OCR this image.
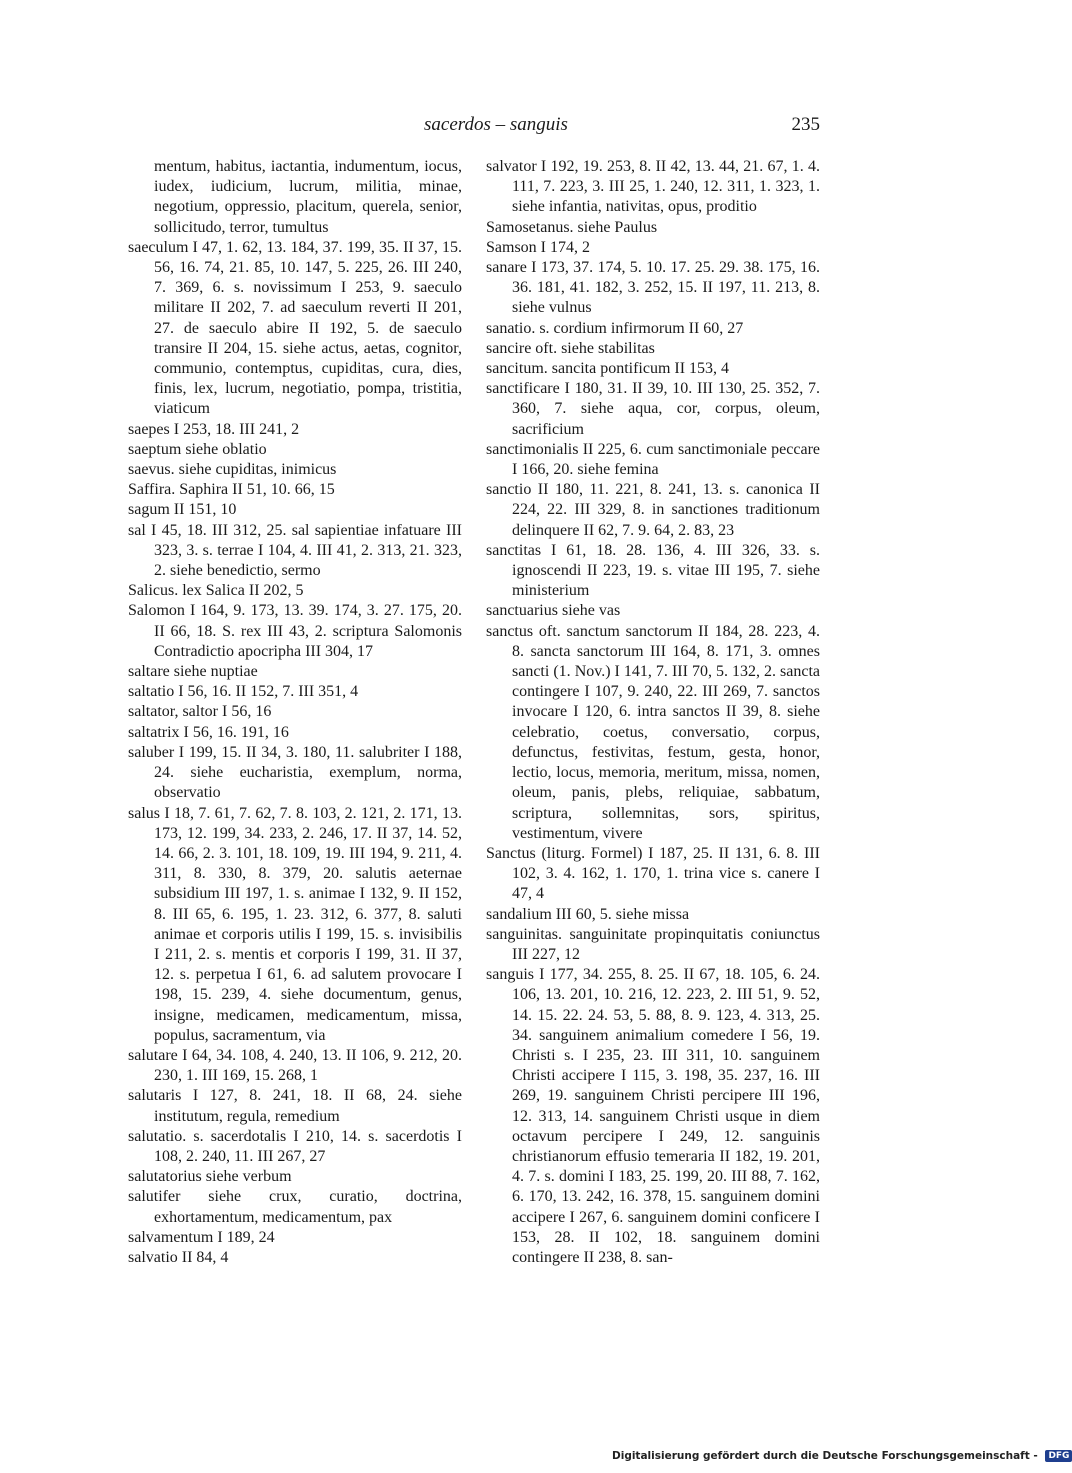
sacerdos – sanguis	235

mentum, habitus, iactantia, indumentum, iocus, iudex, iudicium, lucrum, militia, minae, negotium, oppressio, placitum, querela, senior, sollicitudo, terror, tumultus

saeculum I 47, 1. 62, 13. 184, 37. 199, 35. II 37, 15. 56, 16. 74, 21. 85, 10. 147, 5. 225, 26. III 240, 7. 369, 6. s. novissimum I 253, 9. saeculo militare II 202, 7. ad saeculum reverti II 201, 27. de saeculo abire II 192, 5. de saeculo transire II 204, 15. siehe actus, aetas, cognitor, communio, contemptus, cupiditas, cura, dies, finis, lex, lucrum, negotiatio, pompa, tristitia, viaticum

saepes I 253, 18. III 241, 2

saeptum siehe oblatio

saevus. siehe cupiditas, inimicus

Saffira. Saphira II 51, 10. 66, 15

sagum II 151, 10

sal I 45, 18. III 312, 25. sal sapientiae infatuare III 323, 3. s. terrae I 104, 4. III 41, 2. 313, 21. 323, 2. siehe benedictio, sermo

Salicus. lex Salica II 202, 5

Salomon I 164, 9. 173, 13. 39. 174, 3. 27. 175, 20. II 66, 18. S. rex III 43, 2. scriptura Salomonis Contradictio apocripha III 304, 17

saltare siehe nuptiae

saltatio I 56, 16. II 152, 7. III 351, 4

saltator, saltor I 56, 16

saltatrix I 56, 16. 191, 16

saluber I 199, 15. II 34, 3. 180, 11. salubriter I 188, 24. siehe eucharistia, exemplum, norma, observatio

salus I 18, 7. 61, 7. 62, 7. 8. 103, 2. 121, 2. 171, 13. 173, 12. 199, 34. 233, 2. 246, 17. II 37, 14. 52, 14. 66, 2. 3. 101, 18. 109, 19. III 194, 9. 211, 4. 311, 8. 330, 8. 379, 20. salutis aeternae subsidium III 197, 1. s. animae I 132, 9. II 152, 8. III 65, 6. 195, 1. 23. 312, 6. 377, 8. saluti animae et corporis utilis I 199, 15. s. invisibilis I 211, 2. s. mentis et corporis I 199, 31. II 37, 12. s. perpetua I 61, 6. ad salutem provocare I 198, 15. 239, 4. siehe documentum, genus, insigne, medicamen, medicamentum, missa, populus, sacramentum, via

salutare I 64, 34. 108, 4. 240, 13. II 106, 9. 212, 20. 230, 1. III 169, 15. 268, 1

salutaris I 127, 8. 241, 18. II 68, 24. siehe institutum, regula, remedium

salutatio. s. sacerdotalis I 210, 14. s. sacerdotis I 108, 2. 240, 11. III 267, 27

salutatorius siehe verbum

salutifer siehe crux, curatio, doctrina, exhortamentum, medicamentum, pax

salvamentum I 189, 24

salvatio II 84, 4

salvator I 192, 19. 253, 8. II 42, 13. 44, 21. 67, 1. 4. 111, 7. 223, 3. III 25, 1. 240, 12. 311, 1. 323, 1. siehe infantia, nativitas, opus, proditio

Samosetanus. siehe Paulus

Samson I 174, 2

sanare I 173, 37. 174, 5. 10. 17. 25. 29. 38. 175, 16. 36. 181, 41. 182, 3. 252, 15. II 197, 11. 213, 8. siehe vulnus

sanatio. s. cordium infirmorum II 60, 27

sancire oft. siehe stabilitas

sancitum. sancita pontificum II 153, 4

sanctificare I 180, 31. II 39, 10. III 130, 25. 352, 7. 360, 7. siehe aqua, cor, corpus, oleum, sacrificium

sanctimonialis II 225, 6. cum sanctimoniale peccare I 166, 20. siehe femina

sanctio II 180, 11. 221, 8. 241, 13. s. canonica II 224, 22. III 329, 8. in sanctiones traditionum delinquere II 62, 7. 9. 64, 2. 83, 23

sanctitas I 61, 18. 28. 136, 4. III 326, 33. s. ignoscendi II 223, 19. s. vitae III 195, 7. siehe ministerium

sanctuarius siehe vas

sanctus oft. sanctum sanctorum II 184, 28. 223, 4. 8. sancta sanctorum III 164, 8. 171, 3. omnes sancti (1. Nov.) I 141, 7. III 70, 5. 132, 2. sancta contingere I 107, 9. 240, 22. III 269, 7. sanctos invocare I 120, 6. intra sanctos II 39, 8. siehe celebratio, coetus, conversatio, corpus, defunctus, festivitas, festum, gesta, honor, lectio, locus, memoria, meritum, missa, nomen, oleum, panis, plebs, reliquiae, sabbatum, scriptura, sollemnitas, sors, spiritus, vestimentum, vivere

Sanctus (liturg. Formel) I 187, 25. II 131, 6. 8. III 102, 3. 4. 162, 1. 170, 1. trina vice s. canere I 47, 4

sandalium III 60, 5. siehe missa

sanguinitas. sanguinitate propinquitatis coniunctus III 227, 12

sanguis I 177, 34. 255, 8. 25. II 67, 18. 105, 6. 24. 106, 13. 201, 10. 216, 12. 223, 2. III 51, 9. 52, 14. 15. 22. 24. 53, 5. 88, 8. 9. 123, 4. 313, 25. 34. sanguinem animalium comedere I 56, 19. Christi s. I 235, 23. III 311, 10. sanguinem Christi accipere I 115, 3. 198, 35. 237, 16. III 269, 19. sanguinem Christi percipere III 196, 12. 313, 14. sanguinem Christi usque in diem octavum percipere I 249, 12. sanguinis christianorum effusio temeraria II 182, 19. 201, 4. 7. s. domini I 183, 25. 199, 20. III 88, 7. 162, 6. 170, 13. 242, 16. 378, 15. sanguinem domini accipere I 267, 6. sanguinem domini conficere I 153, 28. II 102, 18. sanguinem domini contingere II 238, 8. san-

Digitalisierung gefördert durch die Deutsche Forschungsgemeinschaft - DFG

————————

What you have to do: Set the listing down in full and exactly. Pictures within it should not appear in the copy.

Full solution:
OCR this image.
sacerdos – sanguis	235

mentum, habitus, iactantia, indumentum, iocus, iudex, iudicium, lucrum, militia, minae, negotium, oppressio, placitum, querela, senior, sollicitudo, terror, tumultus

saeculum I 47, 1. 62, 13. 184, 37. 199, 35. II 37, 15. 56, 16. 74, 21. 85, 10. 147, 5. 225, 26. III 240, 7. 369, 6. s. novissimum I 253, 9. saeculo militare II 202, 7. ad saeculum reverti II 201, 27. de saeculo abire II 192, 5. de saeculo transire II 204, 15. siehe actus, aetas, cognitor, communio, contemptus, cupiditas, cura, dies, finis, lex, lucrum, negotiatio, pompa, tristitia, viaticum

saepes I 253, 18. III 241, 2

saeptum siehe oblatio

saevus. siehe cupiditas, inimicus

Saffira. Saphira II 51, 10. 66, 15

sagum II 151, 10

sal I 45, 18. III 312, 25. sal sapientiae infatuare III 323, 3. s. terrae I 104, 4. III 41, 2. 313, 21. 323, 2. siehe benedictio, sermo

Salicus. lex Salica II 202, 5

Salomon I 164, 9. 173, 13. 39. 174, 3. 27. 175, 20. II 66, 18. S. rex III 43, 2. scriptura Salomonis Contradictio apocripha III 304, 17

saltare siehe nuptiae

saltatio I 56, 16. II 152, 7. III 351, 4

saltator, saltor I 56, 16

saltatrix I 56, 16. 191, 16

saluber I 199, 15. II 34, 3. 180, 11. salubriter I 188, 24. siehe eucharistia, exemplum, norma, observatio

salus I 18, 7. 61, 7. 62, 7. 8. 103, 2. 121, 2. 171, 13. 173, 12. 199, 34. 233, 2. 246, 17. II 37, 14. 52, 14. 66, 2. 3. 101, 18. 109, 19. III 194, 9. 211, 4. 311, 8. 330, 8. 379, 20. salutis aeternae subsidium III 197, 1. s. animae I 132, 9. II 152, 8. III 65, 6. 195, 1. 23. 312, 6. 377, 8. saluti animae et corporis utilis I 199, 15. s. invisibilis I 211, 2. s. mentis et corporis I 199, 31. II 37, 12. s. perpetua I 61, 6. ad salutem provocare I 198, 15. 239, 4. siehe documentum, genus, insigne, medicamen, medicamentum, missa, populus, sacramentum, via

salutare I 64, 34. 108, 4. 240, 13. II 106, 9. 212, 20. 230, 1. III 169, 15. 268, 1

salutaris I 127, 8. 241, 18. II 68, 24. siehe institutum, regula, remedium

salutatio. s. sacerdotalis I 210, 14. s. sacerdotis I 108, 2. 240, 11. III 267, 27

salutatorius siehe verbum

salutifer siehe crux, curatio, doctrina, exhortamentum, medicamentum, pax

salvamentum I 189, 24

salvatio II 84, 4

salvator I 192, 19. 253, 8. II 42, 13. 44, 21. 67, 1. 4. 111, 7. 223, 3. III 25, 1. 240, 12. 311, 1. 323, 1. siehe infantia, nativitas, opus, proditio

Samosetanus. siehe Paulus

Samson I 174, 2

sanare I 173, 37. 174, 5. 10. 17. 25. 29. 38. 175, 16. 36. 181, 41. 182, 3. 252, 15. II 197, 11. 213, 8. siehe vulnus

sanatio. s. cordium infirmorum II 60, 27

sancire oft. siehe stabilitas

sancitum. sancita pontificum II 153, 4

sanctificare I 180, 31. II 39, 10. III 130, 25. 352, 7. 360, 7. siehe aqua, cor, corpus, oleum, sacrificium

sanctimonialis II 225, 6. cum sanctimoniale peccare I 166, 20. siehe femina

sanctio II 180, 11. 221, 8. 241, 13. s. canonica II 224, 22. III 329, 8. in sanctiones traditionum delinquere II 62, 7. 9. 64, 2. 83, 23

sanctitas I 61, 18. 28. 136, 4. III 326, 33. s. ignoscendi II 223, 19. s. vitae III 195, 7. siehe ministerium

sanctuarius siehe vas

sanctus oft. sanctum sanctorum II 184, 28. 223, 4. 8. sancta sanctorum III 164, 8. 171, 3. omnes sancti (1. Nov.) I 141, 7. III 70, 5. 132, 2. sancta contingere I 107, 9. 240, 22. III 269, 7. sanctos invocare I 120, 6. intra sanctos II 39, 8. siehe celebratio, coetus, conversatio, corpus, defunctus, festivitas, festum, gesta, honor, lectio, locus, memoria, meritum, missa, nomen, oleum, panis, plebs, reliquiae, sabbatum, scriptura, sollemnitas, sors, spiritus, vestimentum, vivere

Sanctus (liturg. Formel) I 187, 25. II 131, 6. 8. III 102, 3. 4. 162, 1. 170, 1. trina vice s. canere I 47, 4

sandalium III 60, 5. siehe missa

sanguinitas. sanguinitate propinquitatis coniunctus III 227, 12

sanguis I 177, 34. 255, 8. 25. II 67, 18. 105, 6. 24. 106, 13. 201, 10. 216, 12. 223, 2. III 51, 9. 52, 14. 15. 22. 24. 53, 5. 88, 8. 9. 123, 4. 313, 25. 34. sanguinem animalium comedere I 56, 19. Christi s. I 235, 23. III 311, 10. sanguinem Christi accipere I 115, 3. 198, 35. 237, 16. III 269, 19. sanguinem Christi percipere III 196, 12. 313, 14. sanguinem Christi usque in diem octavum percipere I 249, 12. sanguinis christianorum effusio temeraria II 182, 19. 201, 4. 7. s. domini I 183, 25. 199, 20. III 88, 7. 162, 6. 170, 13. 242, 16. 378, 15. sanguinem domini accipere I 267, 6. sanguinem domini conficere I 153, 28. II 102, 18. sanguinem domini contingere II 238, 8. san-

Digitalisierung gefördert durch die Deutsche Forschungsgemeinschaft - DFG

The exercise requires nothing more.